» WORK TO BE COMPLETED
Exactly reproduce all the records, keeping pictures out of the copy.

[Recorded data]
********************

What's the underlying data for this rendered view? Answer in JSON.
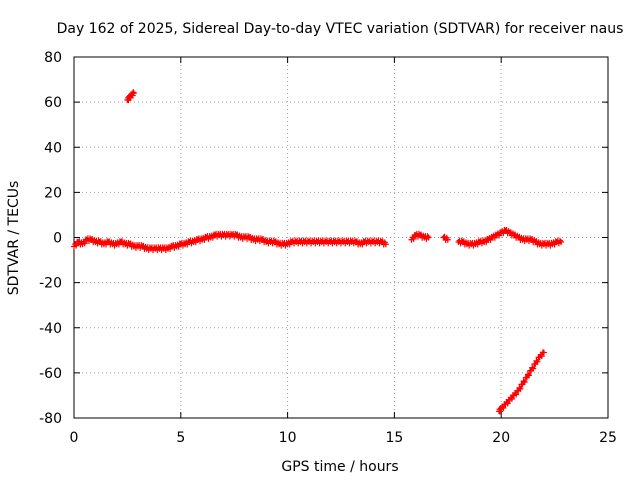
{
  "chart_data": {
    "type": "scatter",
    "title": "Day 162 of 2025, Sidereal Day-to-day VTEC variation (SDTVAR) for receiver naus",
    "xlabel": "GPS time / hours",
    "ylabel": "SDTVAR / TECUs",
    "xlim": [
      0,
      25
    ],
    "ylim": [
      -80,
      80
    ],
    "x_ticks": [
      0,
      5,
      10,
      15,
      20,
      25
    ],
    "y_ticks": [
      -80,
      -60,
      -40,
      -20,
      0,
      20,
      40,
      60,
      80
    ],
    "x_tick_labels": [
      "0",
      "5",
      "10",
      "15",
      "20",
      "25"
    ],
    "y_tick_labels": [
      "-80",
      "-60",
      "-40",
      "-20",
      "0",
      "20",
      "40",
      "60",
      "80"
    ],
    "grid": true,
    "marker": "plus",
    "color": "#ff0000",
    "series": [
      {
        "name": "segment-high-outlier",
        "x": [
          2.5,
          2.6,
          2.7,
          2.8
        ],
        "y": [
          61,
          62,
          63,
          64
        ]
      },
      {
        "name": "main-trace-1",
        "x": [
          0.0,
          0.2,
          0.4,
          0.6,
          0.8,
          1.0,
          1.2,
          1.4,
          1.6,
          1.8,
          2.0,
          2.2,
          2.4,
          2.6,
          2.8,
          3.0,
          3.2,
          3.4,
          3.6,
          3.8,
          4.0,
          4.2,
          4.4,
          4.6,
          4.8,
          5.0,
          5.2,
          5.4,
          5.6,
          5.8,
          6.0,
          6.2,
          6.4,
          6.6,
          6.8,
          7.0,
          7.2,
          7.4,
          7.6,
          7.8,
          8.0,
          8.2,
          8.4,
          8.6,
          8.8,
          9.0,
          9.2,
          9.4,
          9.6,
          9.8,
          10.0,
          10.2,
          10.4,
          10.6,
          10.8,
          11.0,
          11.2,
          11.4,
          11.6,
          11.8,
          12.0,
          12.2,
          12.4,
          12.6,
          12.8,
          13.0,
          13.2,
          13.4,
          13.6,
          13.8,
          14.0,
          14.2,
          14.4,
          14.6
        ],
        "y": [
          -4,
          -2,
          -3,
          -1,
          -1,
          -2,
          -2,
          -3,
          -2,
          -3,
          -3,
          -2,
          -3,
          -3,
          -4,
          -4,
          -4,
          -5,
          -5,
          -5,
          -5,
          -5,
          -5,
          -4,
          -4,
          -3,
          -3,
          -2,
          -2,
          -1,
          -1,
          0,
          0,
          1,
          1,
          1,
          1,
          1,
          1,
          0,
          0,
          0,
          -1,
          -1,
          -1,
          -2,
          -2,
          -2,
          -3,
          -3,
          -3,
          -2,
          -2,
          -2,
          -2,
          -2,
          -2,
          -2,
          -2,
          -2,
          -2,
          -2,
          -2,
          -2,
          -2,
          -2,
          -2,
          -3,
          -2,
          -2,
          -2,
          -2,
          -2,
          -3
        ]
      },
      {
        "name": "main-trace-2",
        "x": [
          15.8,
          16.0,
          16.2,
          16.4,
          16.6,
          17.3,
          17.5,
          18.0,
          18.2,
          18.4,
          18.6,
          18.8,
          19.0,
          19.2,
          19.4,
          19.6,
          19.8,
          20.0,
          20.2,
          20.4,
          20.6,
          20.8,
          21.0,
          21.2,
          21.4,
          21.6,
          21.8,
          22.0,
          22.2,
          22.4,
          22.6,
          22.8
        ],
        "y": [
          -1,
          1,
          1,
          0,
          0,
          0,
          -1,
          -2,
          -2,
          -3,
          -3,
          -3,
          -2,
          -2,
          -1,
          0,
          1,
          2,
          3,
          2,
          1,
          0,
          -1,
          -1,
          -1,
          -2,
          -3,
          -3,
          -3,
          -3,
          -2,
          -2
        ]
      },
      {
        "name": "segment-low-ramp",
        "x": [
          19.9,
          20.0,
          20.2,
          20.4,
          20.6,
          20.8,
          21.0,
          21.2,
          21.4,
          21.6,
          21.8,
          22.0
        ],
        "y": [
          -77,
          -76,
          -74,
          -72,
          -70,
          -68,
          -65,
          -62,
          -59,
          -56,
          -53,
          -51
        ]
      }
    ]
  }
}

********************

» WRITTEN RESPONSE
What's the underlying data for this rendered view? Answer in JSON.
{
  "chart_data": {
    "type": "scatter",
    "title": "Day 162 of 2025, Sidereal Day-to-day VTEC variation (SDTVAR) for receiver naus",
    "xlabel": "GPS time / hours",
    "ylabel": "SDTVAR / TECUs",
    "xlim": [
      0,
      25
    ],
    "ylim": [
      -80,
      80
    ],
    "x_ticks": [
      0,
      5,
      10,
      15,
      20,
      25
    ],
    "y_ticks": [
      -80,
      -60,
      -40,
      -20,
      0,
      20,
      40,
      60,
      80
    ],
    "x_tick_labels": [
      "0",
      "5",
      "10",
      "15",
      "20",
      "25"
    ],
    "y_tick_labels": [
      "-80",
      "-60",
      "-40",
      "-20",
      "0",
      "20",
      "40",
      "60",
      "80"
    ],
    "grid": true,
    "marker": "plus",
    "color": "#ff0000",
    "series": [
      {
        "name": "segment-high-outlier",
        "x": [
          2.5,
          2.6,
          2.7,
          2.8
        ],
        "y": [
          61,
          62,
          63,
          64
        ]
      },
      {
        "name": "main-trace-1",
        "x": [
          0.0,
          0.2,
          0.4,
          0.6,
          0.8,
          1.0,
          1.2,
          1.4,
          1.6,
          1.8,
          2.0,
          2.2,
          2.4,
          2.6,
          2.8,
          3.0,
          3.2,
          3.4,
          3.6,
          3.8,
          4.0,
          4.2,
          4.4,
          4.6,
          4.8,
          5.0,
          5.2,
          5.4,
          5.6,
          5.8,
          6.0,
          6.2,
          6.4,
          6.6,
          6.8,
          7.0,
          7.2,
          7.4,
          7.6,
          7.8,
          8.0,
          8.2,
          8.4,
          8.6,
          8.8,
          9.0,
          9.2,
          9.4,
          9.6,
          9.8,
          10.0,
          10.2,
          10.4,
          10.6,
          10.8,
          11.0,
          11.2,
          11.4,
          11.6,
          11.8,
          12.0,
          12.2,
          12.4,
          12.6,
          12.8,
          13.0,
          13.2,
          13.4,
          13.6,
          13.8,
          14.0,
          14.2,
          14.4,
          14.6
        ],
        "y": [
          -4,
          -2,
          -3,
          -1,
          -1,
          -2,
          -2,
          -3,
          -2,
          -3,
          -3,
          -2,
          -3,
          -3,
          -4,
          -4,
          -4,
          -5,
          -5,
          -5,
          -5,
          -5,
          -5,
          -4,
          -4,
          -3,
          -3,
          -2,
          -2,
          -1,
          -1,
          0,
          0,
          1,
          1,
          1,
          1,
          1,
          1,
          0,
          0,
          0,
          -1,
          -1,
          -1,
          -2,
          -2,
          -2,
          -3,
          -3,
          -3,
          -2,
          -2,
          -2,
          -2,
          -2,
          -2,
          -2,
          -2,
          -2,
          -2,
          -2,
          -2,
          -2,
          -2,
          -2,
          -2,
          -3,
          -2,
          -2,
          -2,
          -2,
          -2,
          -3
        ]
      },
      {
        "name": "main-trace-2",
        "x": [
          15.8,
          16.0,
          16.2,
          16.4,
          16.6,
          17.3,
          17.5,
          18.0,
          18.2,
          18.4,
          18.6,
          18.8,
          19.0,
          19.2,
          19.4,
          19.6,
          19.8,
          20.0,
          20.2,
          20.4,
          20.6,
          20.8,
          21.0,
          21.2,
          21.4,
          21.6,
          21.8,
          22.0,
          22.2,
          22.4,
          22.6,
          22.8
        ],
        "y": [
          -1,
          1,
          1,
          0,
          0,
          0,
          -1,
          -2,
          -2,
          -3,
          -3,
          -3,
          -2,
          -2,
          -1,
          0,
          1,
          2,
          3,
          2,
          1,
          0,
          -1,
          -1,
          -1,
          -2,
          -3,
          -3,
          -3,
          -3,
          -2,
          -2
        ]
      },
      {
        "name": "segment-low-ramp",
        "x": [
          19.9,
          20.0,
          20.2,
          20.4,
          20.6,
          20.8,
          21.0,
          21.2,
          21.4,
          21.6,
          21.8,
          22.0
        ],
        "y": [
          -77,
          -76,
          -74,
          -72,
          -70,
          -68,
          -65,
          -62,
          -59,
          -56,
          -53,
          -51
        ]
      }
    ]
  }
}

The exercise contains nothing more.